DIRECTIVE:
Gather all lines from the material that contain "indd".

Collected data:

## START

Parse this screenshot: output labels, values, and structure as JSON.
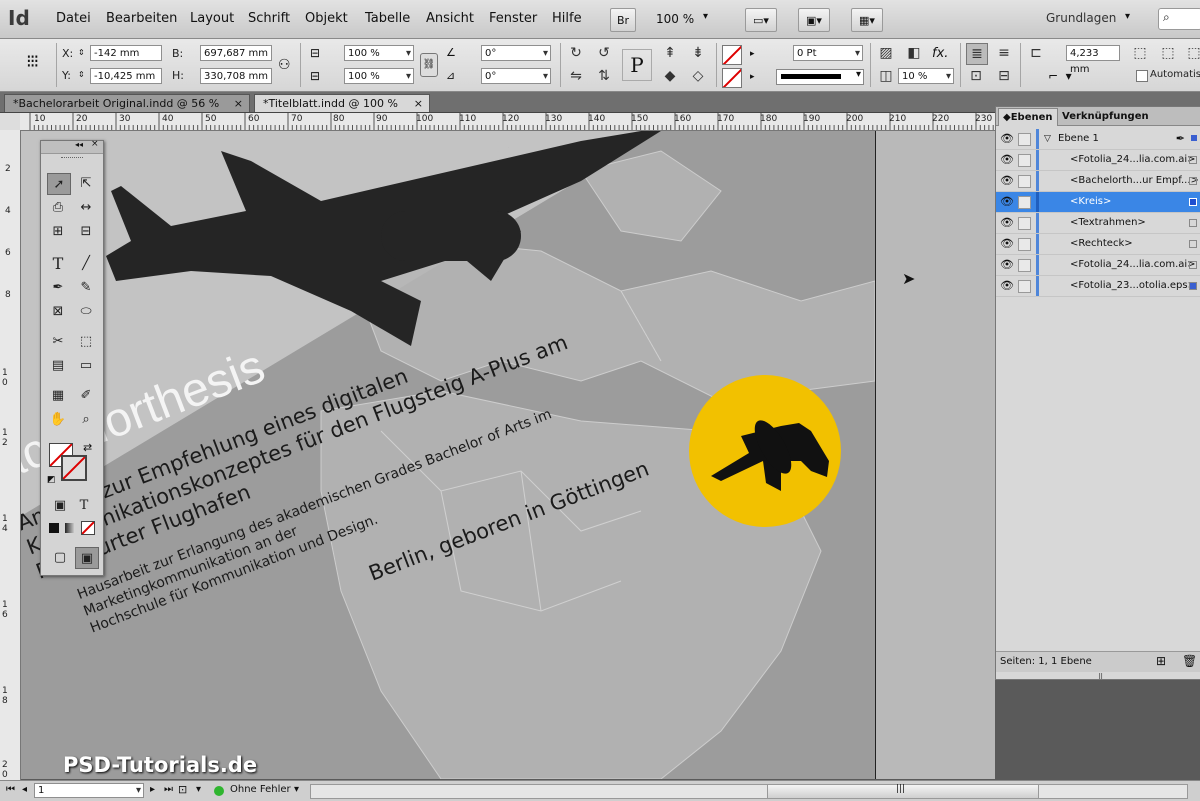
{
  "app": {
    "logo": "Id"
  },
  "menu": [
    "Datei",
    "Bearbeiten",
    "Layout",
    "Schrift",
    "Objekt",
    "Tabelle",
    "Ansicht",
    "Fenster",
    "Hilfe"
  ],
  "toolbar_top": {
    "bridge_label": "Br",
    "zoom": "100 %",
    "workspace": "Grundlagen"
  },
  "control": {
    "x_label": "X:",
    "x_value": "-142 mm",
    "y_label": "Y:",
    "y_value": "-10,425 mm",
    "w_label": "B:",
    "w_value": "697,687 mm",
    "h_label": "H:",
    "h_value": "330,708 mm",
    "scale_x": "100 %",
    "scale_y": "100 %",
    "rotate": "0°",
    "shear": "0°",
    "stroke_weight": "0 Pt",
    "opacity": "10 %",
    "offset": "4,233 mm",
    "auto_label": "Automatisc"
  },
  "tabs": [
    {
      "label": "*Bachelorarbeit Original.indd @ 56 %",
      "close": "×"
    },
    {
      "label": "*Titelblatt.indd @ 100 %",
      "close": "×"
    }
  ],
  "ruler_h": [
    "10",
    "20",
    "30",
    "40",
    "50",
    "60",
    "70",
    "80",
    "90",
    "100",
    "110",
    "120",
    "130",
    "140",
    "150",
    "160",
    "170",
    "180",
    "190",
    "200",
    "210",
    "220",
    "230"
  ],
  "ruler_v": [
    "2",
    "4",
    "6",
    "8",
    "1 0",
    "1 2",
    "1 4",
    "1 6",
    "1 8",
    "2 0"
  ],
  "document": {
    "title": "Bachelorthesis",
    "subtitle": [
      "Analyse zur Empfehlung eines digitalen",
      "Kommunikationskonzeptes für den Flugsteig A-Plus am",
      "Frankfurter Flughafen"
    ],
    "body": [
      "Hausarbeit zur Erlangung des akademischen Grades Bachelor of Arts im",
      "Marketingkommunikation an der",
      "Hochschule für Kommunikation und Design."
    ],
    "author_line": "Berlin, geboren in Göttingen",
    "circle_color": "#f2c100"
  },
  "watermark": "PSD-Tutorials.de",
  "layers_panel": {
    "tab_layers": "Ebenen",
    "tab_links": "Verknüpfungen",
    "layer_name": "Ebene 1",
    "items": [
      "<Fotolia_24...lia.com.ai>",
      "<Bachelorth...ur Empf...>",
      "<Kreis>",
      "<Textrahmen>",
      "<Rechteck>",
      "<Fotolia_24...lia.com.ai>",
      "<Fotolia_23...otolia.eps>"
    ],
    "selected_index": 2,
    "footer": "Seiten: 1, 1 Ebene"
  },
  "status": {
    "page": "1",
    "errors": "Ohne Fehler"
  },
  "colors": {
    "selection": "#3a86e6",
    "accent_yellow": "#f2c100"
  }
}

## END

FULL RESPONSE:
      "label": "*Bachelorarbeit Original.indd @ 56 %",
      "label": "*Titelblatt.indd @ 100 %",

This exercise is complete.